=== Provided material ===
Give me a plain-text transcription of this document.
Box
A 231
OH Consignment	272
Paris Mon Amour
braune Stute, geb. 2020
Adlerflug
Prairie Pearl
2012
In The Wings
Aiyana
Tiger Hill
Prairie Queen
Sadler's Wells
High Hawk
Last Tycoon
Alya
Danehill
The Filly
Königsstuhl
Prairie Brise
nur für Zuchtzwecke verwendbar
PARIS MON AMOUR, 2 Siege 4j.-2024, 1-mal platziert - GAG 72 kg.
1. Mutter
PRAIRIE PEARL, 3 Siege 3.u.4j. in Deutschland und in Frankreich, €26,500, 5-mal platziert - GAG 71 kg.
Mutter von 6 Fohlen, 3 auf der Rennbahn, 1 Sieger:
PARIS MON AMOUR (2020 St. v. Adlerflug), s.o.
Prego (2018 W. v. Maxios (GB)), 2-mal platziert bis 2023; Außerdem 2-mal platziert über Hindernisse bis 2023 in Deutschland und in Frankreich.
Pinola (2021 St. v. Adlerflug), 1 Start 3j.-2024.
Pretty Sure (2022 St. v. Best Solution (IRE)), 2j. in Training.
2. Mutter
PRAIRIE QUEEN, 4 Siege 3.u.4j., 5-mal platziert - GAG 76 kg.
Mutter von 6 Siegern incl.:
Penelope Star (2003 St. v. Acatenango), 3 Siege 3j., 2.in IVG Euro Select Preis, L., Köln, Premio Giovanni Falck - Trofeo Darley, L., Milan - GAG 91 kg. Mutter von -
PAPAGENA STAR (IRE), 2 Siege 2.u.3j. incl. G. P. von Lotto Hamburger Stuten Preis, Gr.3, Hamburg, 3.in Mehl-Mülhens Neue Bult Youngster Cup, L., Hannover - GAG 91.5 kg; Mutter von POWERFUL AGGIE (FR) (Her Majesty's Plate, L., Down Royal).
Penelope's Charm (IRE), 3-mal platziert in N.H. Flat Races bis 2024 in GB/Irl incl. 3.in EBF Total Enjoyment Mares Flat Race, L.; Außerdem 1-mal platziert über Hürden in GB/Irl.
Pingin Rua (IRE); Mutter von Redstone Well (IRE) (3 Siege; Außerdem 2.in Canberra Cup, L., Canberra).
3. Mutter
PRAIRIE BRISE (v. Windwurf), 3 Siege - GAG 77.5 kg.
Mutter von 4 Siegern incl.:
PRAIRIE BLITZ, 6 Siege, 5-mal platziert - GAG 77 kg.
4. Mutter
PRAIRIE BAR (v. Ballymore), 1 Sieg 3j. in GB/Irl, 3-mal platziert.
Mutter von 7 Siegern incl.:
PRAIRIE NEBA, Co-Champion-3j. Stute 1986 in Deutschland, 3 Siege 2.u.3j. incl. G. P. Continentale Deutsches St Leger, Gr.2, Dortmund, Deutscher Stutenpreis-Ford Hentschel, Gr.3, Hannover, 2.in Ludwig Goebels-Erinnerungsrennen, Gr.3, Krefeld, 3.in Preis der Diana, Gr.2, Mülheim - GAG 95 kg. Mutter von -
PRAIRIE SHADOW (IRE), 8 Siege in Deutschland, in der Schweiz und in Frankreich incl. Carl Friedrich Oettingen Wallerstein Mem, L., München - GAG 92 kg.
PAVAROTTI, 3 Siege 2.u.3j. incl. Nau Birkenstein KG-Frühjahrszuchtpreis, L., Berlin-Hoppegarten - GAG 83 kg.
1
===
What you should do — Determine how many lines of the data contain "Penelope" and give nothing but that number.

Worked answer — 2